• **WHAT IS REQUIRED**
For the listing below, give the count of lines containing "this", and no other text.

• **MATERIAL**
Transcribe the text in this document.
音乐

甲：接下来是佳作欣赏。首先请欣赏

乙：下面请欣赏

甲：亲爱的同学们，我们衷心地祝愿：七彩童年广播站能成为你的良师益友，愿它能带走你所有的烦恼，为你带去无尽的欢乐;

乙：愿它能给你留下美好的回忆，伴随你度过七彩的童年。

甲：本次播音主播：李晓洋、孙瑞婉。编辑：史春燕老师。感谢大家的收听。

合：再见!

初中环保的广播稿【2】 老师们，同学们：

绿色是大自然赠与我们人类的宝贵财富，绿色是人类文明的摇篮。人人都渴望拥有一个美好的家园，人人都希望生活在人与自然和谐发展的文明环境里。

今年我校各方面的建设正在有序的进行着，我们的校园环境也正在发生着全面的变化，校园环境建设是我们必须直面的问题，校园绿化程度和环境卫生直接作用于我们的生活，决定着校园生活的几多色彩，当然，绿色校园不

==

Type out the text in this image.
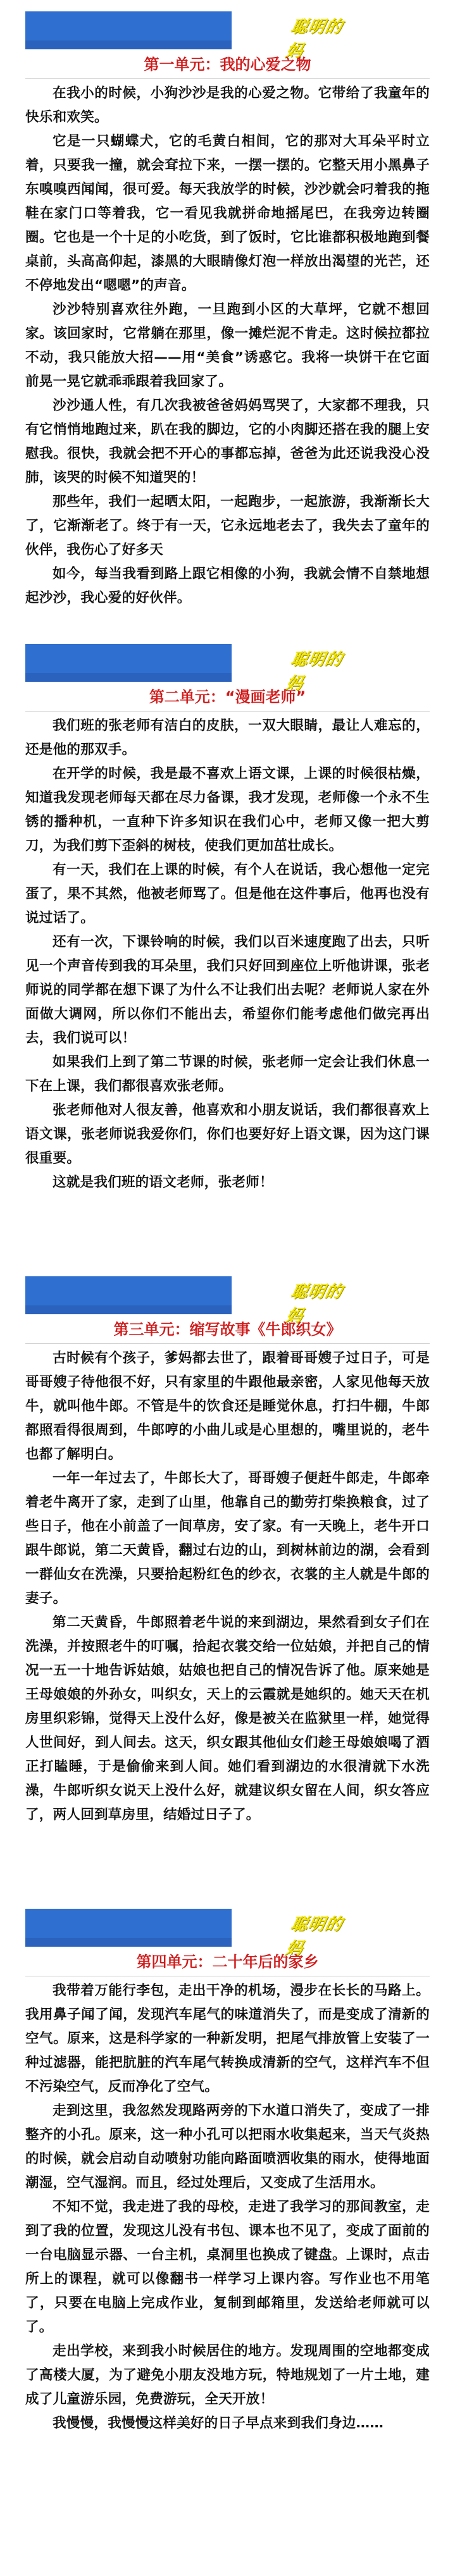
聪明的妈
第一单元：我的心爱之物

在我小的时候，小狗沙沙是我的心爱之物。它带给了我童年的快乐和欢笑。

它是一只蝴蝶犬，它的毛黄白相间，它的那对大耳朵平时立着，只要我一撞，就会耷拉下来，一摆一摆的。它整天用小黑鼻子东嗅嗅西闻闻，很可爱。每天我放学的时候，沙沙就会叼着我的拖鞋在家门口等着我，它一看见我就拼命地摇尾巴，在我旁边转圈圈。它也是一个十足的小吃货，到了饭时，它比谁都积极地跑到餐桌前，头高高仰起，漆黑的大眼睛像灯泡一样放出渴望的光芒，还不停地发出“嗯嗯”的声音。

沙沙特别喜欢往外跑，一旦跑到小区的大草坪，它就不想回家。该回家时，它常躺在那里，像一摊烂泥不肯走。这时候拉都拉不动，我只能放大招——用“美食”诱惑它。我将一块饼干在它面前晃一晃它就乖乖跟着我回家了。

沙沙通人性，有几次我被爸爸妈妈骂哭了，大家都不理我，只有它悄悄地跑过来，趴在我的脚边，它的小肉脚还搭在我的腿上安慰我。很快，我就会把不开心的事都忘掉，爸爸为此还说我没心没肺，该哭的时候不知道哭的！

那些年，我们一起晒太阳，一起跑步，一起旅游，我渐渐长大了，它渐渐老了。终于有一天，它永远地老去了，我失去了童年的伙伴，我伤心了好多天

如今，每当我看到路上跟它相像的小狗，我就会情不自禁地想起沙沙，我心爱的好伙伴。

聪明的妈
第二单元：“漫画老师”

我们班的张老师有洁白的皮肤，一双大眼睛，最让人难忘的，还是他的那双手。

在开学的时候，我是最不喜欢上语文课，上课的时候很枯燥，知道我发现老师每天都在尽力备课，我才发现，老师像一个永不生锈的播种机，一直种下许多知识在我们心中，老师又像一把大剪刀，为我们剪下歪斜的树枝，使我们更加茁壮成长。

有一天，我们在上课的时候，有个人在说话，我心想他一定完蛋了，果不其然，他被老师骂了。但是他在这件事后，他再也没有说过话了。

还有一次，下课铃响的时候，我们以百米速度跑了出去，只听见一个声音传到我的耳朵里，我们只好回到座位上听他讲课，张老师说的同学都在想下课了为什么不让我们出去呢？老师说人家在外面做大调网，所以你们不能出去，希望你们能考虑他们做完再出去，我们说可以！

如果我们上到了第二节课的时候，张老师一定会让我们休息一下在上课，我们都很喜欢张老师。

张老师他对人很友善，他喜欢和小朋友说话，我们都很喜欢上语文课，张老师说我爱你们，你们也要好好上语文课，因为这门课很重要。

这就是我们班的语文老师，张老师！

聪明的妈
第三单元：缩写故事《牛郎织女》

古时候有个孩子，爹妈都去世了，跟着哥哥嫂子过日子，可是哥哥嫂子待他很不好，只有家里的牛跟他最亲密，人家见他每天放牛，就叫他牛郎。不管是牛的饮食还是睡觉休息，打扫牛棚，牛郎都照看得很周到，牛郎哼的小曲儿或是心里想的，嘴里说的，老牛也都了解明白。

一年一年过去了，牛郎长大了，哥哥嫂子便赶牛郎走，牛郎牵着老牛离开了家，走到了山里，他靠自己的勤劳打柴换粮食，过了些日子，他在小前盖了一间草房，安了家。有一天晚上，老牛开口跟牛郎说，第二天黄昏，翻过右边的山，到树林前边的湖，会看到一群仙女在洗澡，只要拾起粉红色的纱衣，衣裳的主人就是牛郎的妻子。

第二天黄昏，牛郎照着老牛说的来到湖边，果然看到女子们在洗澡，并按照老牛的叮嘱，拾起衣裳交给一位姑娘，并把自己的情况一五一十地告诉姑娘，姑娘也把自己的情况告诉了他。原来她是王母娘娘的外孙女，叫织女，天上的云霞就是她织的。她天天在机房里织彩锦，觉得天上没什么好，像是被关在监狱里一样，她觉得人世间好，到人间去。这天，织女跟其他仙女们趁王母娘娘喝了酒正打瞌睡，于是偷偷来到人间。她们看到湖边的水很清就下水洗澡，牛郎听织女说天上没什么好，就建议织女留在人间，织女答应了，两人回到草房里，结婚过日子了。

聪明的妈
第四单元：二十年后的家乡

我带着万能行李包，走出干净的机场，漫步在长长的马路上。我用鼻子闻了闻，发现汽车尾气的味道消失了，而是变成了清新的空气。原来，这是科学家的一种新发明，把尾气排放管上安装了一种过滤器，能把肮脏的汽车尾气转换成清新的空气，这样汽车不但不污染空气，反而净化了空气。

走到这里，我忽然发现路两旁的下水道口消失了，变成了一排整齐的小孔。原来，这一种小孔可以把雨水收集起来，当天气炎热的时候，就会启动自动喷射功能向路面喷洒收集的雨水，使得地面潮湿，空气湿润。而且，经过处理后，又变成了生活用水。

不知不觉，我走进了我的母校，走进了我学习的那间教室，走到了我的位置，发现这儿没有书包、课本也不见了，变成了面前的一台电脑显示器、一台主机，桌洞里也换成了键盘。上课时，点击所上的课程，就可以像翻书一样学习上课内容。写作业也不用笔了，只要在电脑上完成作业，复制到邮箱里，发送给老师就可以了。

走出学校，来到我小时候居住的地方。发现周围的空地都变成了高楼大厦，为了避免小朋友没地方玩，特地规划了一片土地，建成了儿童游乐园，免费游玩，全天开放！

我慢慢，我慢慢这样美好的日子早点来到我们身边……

==

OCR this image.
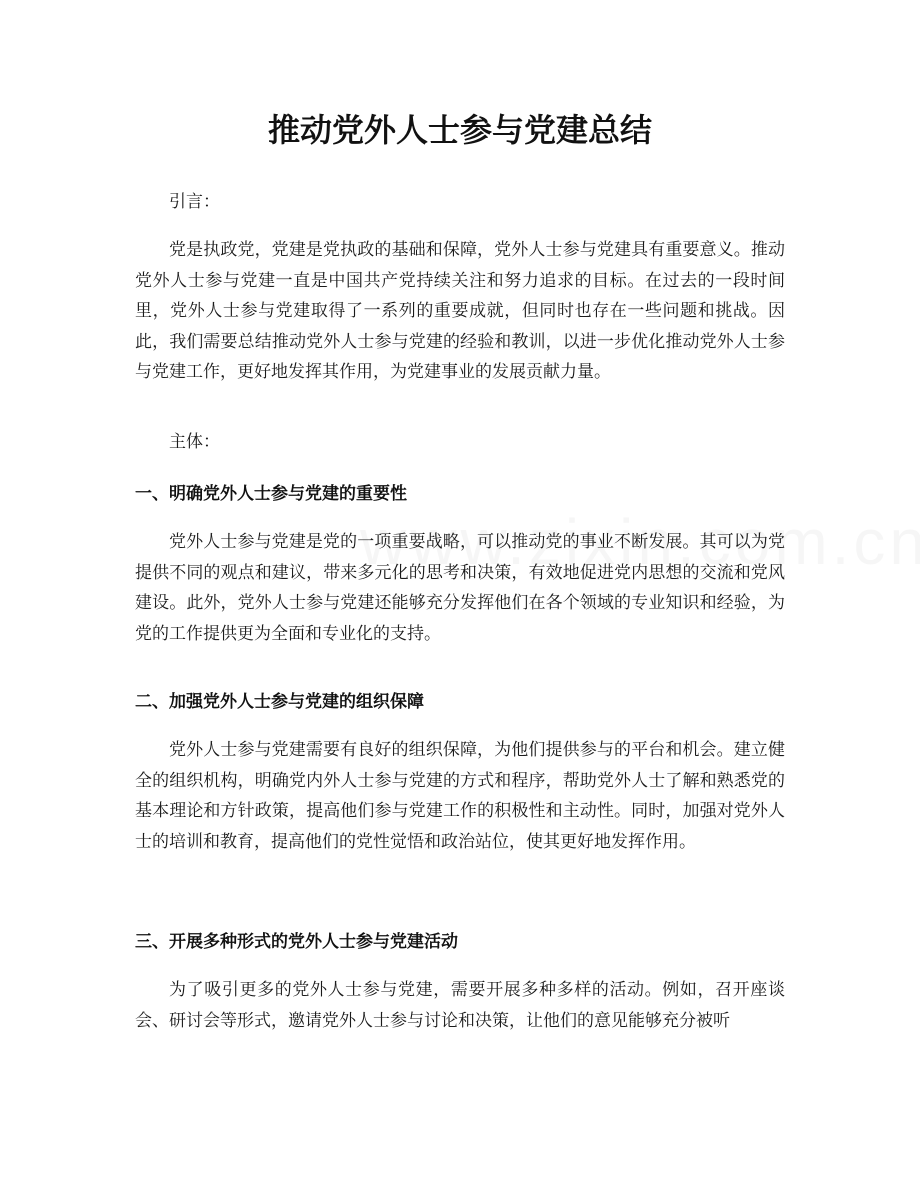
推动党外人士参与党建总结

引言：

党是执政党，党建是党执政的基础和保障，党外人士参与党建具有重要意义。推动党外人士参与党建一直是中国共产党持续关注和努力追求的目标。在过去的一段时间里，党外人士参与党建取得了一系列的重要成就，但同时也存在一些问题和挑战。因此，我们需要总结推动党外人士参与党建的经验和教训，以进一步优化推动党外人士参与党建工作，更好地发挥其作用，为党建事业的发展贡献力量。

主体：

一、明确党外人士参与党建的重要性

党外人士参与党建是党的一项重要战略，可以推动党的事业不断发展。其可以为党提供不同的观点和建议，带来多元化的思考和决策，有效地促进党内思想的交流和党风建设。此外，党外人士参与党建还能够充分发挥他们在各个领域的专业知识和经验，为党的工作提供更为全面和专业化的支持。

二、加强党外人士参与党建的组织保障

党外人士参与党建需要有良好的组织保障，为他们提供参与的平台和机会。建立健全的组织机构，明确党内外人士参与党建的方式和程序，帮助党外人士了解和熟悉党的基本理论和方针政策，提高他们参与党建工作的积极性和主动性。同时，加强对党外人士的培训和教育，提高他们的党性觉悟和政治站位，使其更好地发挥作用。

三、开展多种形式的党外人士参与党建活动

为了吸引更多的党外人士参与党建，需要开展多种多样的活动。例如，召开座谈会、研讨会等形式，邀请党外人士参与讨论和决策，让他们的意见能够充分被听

• **ANSWER BELOW**
3